Records provided:

——————————

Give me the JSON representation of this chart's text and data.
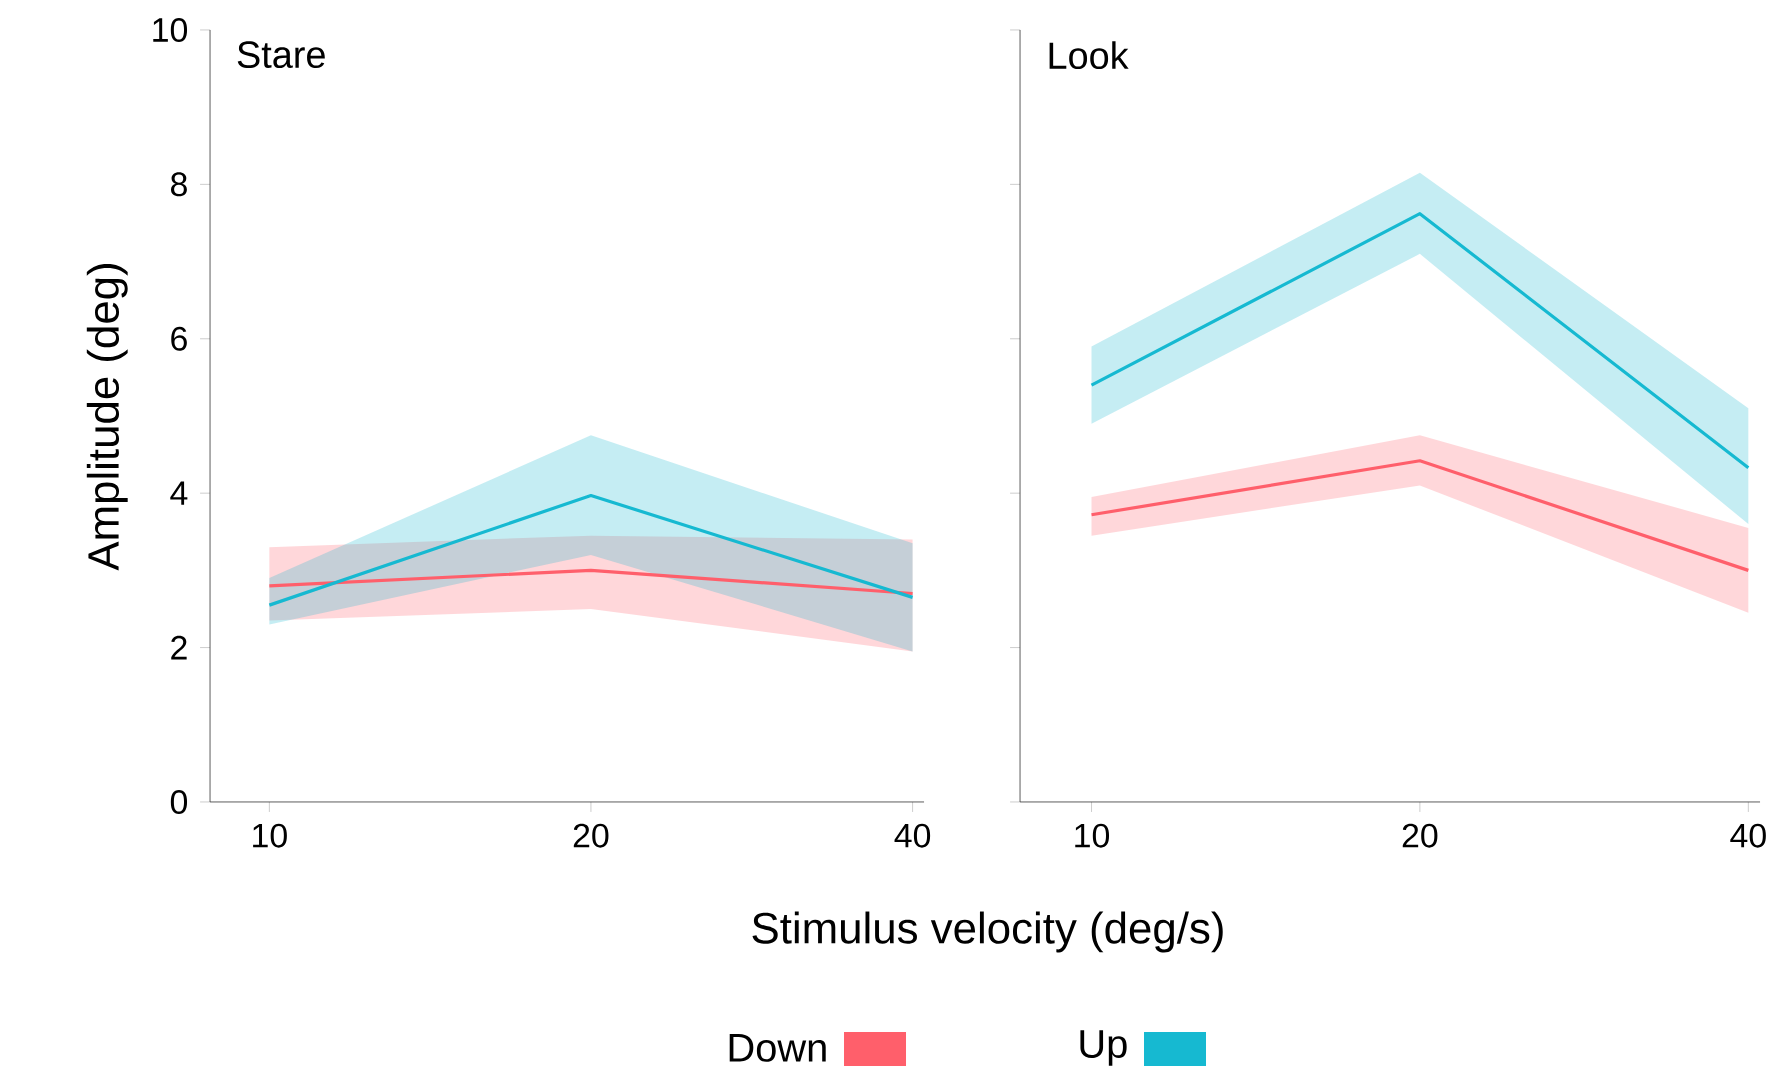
{
  "chart_data": [
    {
      "type": "line",
      "title": "Stare",
      "xlabel": "Stimulus velocity (deg/s)",
      "ylabel": "Amplitude (deg)",
      "log": "x",
      "x": [
        10,
        20,
        40
      ],
      "xlim": [
        8.8,
        41
      ],
      "xticks": [
        10,
        20,
        40
      ],
      "ylim": [
        0,
        10
      ],
      "yticks": [
        0,
        2,
        4,
        6,
        8,
        10
      ],
      "legend": "bottom",
      "series": [
        {
          "name": "Down",
          "color": "#ff5f6b",
          "values": [
            2.8,
            3.0,
            2.7
          ],
          "lower": [
            2.35,
            2.5,
            1.95
          ],
          "upper": [
            3.3,
            3.45,
            3.4
          ]
        },
        {
          "name": "Up",
          "color": "#16b9d1",
          "values": [
            2.55,
            3.97,
            2.65
          ],
          "lower": [
            2.3,
            3.2,
            1.95
          ],
          "upper": [
            2.9,
            4.75,
            3.35
          ]
        }
      ]
    },
    {
      "type": "line",
      "title": "Look",
      "log": "x",
      "x": [
        10,
        20,
        40
      ],
      "xlim": [
        8.6,
        41
      ],
      "xticks": [
        10,
        20,
        40
      ],
      "ylim": [
        0,
        10
      ],
      "yticks": [
        0,
        2,
        4,
        6,
        8,
        10
      ],
      "tick_labels": "x",
      "series": [
        {
          "color": "#ff5f6b",
          "values": [
            3.72,
            4.42,
            3.0
          ],
          "lower": [
            3.45,
            4.1,
            2.45
          ],
          "upper": [
            3.95,
            4.75,
            3.55
          ]
        },
        {
          "color": "#16b9d1",
          "values": [
            5.4,
            7.62,
            4.33
          ],
          "lower": [
            4.9,
            7.1,
            3.6
          ],
          "upper": [
            5.9,
            8.15,
            5.1
          ]
        }
      ]
    }
  ]
}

——————————

Return all of the entries exactly as written, but drop any pictures they hold.

Task output:
Give me the JSON representation of this chart's text and data.
{
  "chart_data": [
    {
      "type": "line",
      "title": "Stare",
      "xlabel": "Stimulus velocity (deg/s)",
      "ylabel": "Amplitude (deg)",
      "log": "x",
      "x": [
        10,
        20,
        40
      ],
      "xlim": [
        8.8,
        41
      ],
      "xticks": [
        10,
        20,
        40
      ],
      "ylim": [
        0,
        10
      ],
      "yticks": [
        0,
        2,
        4,
        6,
        8,
        10
      ],
      "legend": "bottom",
      "series": [
        {
          "name": "Down",
          "color": "#ff5f6b",
          "values": [
            2.8,
            3.0,
            2.7
          ],
          "lower": [
            2.35,
            2.5,
            1.95
          ],
          "upper": [
            3.3,
            3.45,
            3.4
          ]
        },
        {
          "name": "Up",
          "color": "#16b9d1",
          "values": [
            2.55,
            3.97,
            2.65
          ],
          "lower": [
            2.3,
            3.2,
            1.95
          ],
          "upper": [
            2.9,
            4.75,
            3.35
          ]
        }
      ]
    },
    {
      "type": "line",
      "title": "Look",
      "log": "x",
      "x": [
        10,
        20,
        40
      ],
      "xlim": [
        8.6,
        41
      ],
      "xticks": [
        10,
        20,
        40
      ],
      "ylim": [
        0,
        10
      ],
      "yticks": [
        0,
        2,
        4,
        6,
        8,
        10
      ],
      "tick_labels": "x",
      "series": [
        {
          "color": "#ff5f6b",
          "values": [
            3.72,
            4.42,
            3.0
          ],
          "lower": [
            3.45,
            4.1,
            2.45
          ],
          "upper": [
            3.95,
            4.75,
            3.55
          ]
        },
        {
          "color": "#16b9d1",
          "values": [
            5.4,
            7.62,
            4.33
          ],
          "lower": [
            4.9,
            7.1,
            3.6
          ],
          "upper": [
            5.9,
            8.15,
            5.1
          ]
        }
      ]
    }
  ]
}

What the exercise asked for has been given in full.